-- Start of INPUT DATA --
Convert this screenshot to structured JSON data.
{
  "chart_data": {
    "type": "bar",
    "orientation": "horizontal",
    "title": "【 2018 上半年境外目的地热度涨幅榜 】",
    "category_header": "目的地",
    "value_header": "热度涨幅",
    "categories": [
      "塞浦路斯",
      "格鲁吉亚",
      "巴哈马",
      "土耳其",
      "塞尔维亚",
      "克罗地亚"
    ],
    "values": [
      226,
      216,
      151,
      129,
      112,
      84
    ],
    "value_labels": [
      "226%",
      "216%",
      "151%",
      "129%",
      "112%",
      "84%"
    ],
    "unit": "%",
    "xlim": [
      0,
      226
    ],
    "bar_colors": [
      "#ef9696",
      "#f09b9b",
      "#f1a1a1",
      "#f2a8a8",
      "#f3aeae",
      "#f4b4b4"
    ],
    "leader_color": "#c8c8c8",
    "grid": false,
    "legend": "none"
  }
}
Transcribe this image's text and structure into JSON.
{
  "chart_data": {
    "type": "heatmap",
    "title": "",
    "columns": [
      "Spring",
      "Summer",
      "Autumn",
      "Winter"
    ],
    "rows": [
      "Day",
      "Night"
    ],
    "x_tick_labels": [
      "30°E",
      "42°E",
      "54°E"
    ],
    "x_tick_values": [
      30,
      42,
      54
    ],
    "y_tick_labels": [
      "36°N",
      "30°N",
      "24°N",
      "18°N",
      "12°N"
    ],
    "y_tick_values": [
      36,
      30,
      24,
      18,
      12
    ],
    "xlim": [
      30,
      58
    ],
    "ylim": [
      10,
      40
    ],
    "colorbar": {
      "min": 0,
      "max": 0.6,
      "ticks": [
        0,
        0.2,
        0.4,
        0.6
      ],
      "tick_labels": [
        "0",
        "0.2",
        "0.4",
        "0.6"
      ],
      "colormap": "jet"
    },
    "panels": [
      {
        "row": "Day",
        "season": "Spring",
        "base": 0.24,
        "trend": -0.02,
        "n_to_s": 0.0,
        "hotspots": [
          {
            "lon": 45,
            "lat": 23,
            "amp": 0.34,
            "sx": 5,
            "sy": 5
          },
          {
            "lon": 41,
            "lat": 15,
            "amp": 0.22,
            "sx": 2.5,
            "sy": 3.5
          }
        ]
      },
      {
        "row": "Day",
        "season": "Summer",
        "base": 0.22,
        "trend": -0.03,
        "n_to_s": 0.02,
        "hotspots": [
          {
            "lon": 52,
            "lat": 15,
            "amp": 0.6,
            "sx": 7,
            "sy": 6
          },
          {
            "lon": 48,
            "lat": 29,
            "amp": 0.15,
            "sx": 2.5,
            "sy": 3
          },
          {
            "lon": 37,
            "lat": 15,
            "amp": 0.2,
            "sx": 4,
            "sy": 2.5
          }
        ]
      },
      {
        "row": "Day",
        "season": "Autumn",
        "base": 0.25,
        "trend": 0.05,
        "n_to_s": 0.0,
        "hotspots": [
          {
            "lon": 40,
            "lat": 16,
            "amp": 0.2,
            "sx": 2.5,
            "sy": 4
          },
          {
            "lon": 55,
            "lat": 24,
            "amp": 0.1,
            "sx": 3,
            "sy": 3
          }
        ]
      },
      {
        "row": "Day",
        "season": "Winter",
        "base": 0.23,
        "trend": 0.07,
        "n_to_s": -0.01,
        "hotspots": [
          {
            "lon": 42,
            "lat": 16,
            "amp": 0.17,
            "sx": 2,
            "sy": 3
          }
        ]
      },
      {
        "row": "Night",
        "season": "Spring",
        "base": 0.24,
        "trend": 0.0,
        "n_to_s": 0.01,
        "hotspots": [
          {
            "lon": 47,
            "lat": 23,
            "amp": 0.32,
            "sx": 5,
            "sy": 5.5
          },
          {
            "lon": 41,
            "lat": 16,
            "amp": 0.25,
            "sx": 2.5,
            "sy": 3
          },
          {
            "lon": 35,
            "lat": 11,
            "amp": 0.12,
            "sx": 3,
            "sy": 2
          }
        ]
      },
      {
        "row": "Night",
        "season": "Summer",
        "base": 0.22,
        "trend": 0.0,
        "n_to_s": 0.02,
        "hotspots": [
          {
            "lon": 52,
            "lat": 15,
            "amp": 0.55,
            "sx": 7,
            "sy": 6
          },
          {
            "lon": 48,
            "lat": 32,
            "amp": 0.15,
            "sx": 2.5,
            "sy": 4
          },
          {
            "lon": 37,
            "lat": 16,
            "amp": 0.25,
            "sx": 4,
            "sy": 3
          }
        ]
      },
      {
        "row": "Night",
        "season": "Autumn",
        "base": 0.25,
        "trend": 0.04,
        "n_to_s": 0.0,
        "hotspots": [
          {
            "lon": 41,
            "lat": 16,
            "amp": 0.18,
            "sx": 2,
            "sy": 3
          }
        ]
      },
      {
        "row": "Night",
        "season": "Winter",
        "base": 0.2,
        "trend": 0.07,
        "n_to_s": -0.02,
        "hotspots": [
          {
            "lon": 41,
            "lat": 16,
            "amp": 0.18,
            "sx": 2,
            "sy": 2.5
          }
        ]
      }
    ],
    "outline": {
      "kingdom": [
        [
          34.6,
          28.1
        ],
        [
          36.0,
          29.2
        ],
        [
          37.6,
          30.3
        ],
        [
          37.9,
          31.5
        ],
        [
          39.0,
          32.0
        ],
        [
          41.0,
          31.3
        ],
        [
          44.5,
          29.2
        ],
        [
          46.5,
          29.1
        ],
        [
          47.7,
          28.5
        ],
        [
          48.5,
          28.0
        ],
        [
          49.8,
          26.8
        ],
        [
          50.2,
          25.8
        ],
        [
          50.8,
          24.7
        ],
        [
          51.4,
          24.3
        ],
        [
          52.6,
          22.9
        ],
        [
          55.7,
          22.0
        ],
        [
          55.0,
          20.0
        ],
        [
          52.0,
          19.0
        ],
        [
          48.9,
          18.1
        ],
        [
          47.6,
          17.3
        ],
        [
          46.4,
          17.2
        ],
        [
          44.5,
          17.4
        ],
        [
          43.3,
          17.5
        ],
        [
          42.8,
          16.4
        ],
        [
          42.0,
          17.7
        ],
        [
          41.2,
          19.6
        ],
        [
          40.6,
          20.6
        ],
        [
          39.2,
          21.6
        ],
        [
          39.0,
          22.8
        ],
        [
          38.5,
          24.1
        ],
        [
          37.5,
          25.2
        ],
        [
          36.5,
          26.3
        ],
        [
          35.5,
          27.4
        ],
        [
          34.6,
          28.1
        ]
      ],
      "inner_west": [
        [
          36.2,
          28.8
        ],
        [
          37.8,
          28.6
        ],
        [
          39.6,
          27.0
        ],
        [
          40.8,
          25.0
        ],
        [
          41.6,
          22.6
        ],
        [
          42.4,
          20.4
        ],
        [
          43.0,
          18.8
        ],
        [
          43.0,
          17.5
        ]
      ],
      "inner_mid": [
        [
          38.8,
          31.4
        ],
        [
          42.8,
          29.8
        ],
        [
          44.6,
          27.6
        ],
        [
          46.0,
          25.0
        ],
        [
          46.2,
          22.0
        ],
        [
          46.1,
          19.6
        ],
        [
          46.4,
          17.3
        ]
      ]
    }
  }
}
-- End of INPUT DATA --
-- Start of INPUT DATA --
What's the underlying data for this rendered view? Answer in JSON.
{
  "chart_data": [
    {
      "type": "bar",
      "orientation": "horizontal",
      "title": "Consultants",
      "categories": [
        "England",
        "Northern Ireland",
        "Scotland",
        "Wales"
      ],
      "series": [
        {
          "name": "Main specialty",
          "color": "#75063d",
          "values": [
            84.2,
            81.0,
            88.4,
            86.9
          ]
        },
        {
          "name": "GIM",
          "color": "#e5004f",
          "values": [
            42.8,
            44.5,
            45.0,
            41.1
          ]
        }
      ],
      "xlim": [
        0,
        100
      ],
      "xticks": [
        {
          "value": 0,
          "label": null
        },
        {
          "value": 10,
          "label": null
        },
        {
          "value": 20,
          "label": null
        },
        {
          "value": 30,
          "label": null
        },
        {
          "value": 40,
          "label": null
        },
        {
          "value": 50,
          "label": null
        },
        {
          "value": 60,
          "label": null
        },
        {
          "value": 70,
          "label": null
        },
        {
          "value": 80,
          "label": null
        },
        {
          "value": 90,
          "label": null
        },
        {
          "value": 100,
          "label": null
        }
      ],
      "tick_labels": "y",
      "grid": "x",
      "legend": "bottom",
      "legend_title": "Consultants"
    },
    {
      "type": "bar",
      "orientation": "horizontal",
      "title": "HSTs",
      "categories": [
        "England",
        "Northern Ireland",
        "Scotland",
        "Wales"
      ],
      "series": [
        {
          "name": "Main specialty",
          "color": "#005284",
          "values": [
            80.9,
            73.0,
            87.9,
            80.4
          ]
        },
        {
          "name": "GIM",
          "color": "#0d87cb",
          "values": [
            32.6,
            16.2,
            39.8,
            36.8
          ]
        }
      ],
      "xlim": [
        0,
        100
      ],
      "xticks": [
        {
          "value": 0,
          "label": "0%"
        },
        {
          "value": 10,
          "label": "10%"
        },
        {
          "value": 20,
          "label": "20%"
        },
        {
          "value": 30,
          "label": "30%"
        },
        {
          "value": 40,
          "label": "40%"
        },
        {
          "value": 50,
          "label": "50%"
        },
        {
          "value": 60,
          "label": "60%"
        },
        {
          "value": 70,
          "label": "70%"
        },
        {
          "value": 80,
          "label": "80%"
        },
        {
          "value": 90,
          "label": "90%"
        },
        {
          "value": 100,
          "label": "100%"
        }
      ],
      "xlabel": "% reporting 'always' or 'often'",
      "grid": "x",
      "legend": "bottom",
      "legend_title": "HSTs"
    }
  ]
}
-- End of INPUT DATA --
Using the listing, copy every line where the word "type" shows up.

    "type": "bar",
    "type": "heatmap",
      "type": "bar",
      "type": "bar",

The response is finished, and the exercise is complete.